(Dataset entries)
-- BEGIN --

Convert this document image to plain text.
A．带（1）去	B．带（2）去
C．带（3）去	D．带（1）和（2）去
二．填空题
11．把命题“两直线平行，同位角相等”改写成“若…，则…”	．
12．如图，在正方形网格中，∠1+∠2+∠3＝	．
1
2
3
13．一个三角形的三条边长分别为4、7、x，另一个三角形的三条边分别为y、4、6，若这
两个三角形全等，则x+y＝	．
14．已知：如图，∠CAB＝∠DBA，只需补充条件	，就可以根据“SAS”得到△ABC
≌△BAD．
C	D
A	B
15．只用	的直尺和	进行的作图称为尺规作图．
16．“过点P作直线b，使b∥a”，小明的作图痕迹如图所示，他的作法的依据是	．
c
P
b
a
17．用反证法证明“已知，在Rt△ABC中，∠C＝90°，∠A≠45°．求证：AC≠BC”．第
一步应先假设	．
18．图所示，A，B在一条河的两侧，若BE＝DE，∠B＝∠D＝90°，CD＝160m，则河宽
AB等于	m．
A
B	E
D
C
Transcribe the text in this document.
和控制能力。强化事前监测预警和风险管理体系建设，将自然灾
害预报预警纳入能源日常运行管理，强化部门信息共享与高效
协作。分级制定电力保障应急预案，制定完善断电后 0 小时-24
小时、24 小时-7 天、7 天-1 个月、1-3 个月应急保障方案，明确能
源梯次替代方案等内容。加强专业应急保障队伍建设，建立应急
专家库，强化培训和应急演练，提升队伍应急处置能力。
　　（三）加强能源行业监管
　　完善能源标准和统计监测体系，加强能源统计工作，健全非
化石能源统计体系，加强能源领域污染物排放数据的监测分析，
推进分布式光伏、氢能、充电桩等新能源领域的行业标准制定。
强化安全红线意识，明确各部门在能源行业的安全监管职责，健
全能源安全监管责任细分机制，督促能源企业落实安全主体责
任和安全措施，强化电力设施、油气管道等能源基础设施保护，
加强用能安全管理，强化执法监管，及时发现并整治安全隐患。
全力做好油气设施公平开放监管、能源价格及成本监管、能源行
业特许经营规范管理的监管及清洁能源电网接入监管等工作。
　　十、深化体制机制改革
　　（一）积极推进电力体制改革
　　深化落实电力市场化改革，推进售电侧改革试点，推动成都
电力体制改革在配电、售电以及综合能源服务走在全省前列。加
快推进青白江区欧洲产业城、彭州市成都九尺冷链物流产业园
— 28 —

-- END --

Quote every line from the line containing "Transcribe the text in this document." through the closing line of the listing, including both.

Transcribe the text in this document.
和控制能力。强化事前监测预警和风险管理体系建设，将自然灾
害预报预警纳入能源日常运行管理，强化部门信息共享与高效
协作。分级制定电力保障应急预案，制定完善断电后 0 小时-24
小时、24 小时-7 天、7 天-1 个月、1-3 个月应急保障方案，明确能
源梯次替代方案等内容。加强专业应急保障队伍建设，建立应急
专家库，强化培训和应急演练，提升队伍应急处置能力。
　　（三）加强能源行业监管
　　完善能源标准和统计监测体系，加强能源统计工作，健全非
化石能源统计体系，加强能源领域污染物排放数据的监测分析，
推进分布式光伏、氢能、充电桩等新能源领域的行业标准制定。
强化安全红线意识，明确各部门在能源行业的安全监管职责，健
全能源安全监管责任细分机制，督促能源企业落实安全主体责
任和安全措施，强化电力设施、油气管道等能源基础设施保护，
加强用能安全管理，强化执法监管，及时发现并整治安全隐患。
全力做好油气设施公平开放监管、能源价格及成本监管、能源行
业特许经营规范管理的监管及清洁能源电网接入监管等工作。
　　十、深化体制机制改革
　　（一）积极推进电力体制改革
　　深化落实电力市场化改革，推进售电侧改革试点，推动成都
电力体制改革在配电、售电以及综合能源服务走在全省前列。加
快推进青白江区欧洲产业城、彭州市成都九尺冷链物流产业园
— 28 —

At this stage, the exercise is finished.